Dataset items:
--------------------------------------------------
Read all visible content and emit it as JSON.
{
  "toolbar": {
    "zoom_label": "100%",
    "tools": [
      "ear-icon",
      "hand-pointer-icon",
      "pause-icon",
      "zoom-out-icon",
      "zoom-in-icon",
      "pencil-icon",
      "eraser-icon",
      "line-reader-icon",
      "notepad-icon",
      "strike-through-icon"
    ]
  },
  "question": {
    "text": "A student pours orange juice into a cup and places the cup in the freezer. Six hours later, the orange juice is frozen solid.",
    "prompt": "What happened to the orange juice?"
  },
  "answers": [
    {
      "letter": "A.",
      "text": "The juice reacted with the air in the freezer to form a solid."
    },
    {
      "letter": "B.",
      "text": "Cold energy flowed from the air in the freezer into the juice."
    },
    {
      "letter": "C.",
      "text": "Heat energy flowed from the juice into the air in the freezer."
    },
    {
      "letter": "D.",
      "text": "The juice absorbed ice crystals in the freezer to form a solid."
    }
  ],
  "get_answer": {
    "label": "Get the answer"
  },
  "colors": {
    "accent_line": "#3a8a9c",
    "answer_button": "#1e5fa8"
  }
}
--------------------------------------------------
▸ **DESCRIPTION OF THE TASK**
Go through the data and return every record exactly.

▸ **CORRECT RESPONSE**
Read all visible content and emit it as JSON.
{
  "toolbar": {
    "zoom_label": "100%",
    "tools": [
      "ear-icon",
      "hand-pointer-icon",
      "pause-icon",
      "zoom-out-icon",
      "zoom-in-icon",
      "pencil-icon",
      "eraser-icon",
      "line-reader-icon",
      "notepad-icon",
      "strike-through-icon"
    ]
  },
  "question": {
    "text": "A student pours orange juice into a cup and places the cup in the freezer. Six hours later, the orange juice is frozen solid.",
    "prompt": "What happened to the orange juice?"
  },
  "answers": [
    {
      "letter": "A.",
      "text": "The juice reacted with the air in the freezer to form a solid."
    },
    {
      "letter": "B.",
      "text": "Cold energy flowed from the air in the freezer into the juice."
    },
    {
      "letter": "C.",
      "text": "Heat energy flowed from the juice into the air in the freezer."
    },
    {
      "letter": "D.",
      "text": "The juice absorbed ice crystals in the freezer to form a solid."
    }
  ],
  "get_answer": {
    "label": "Get the answer"
  },
  "colors": {
    "accent_line": "#3a8a9c",
    "answer_button": "#1e5fa8"
  }
}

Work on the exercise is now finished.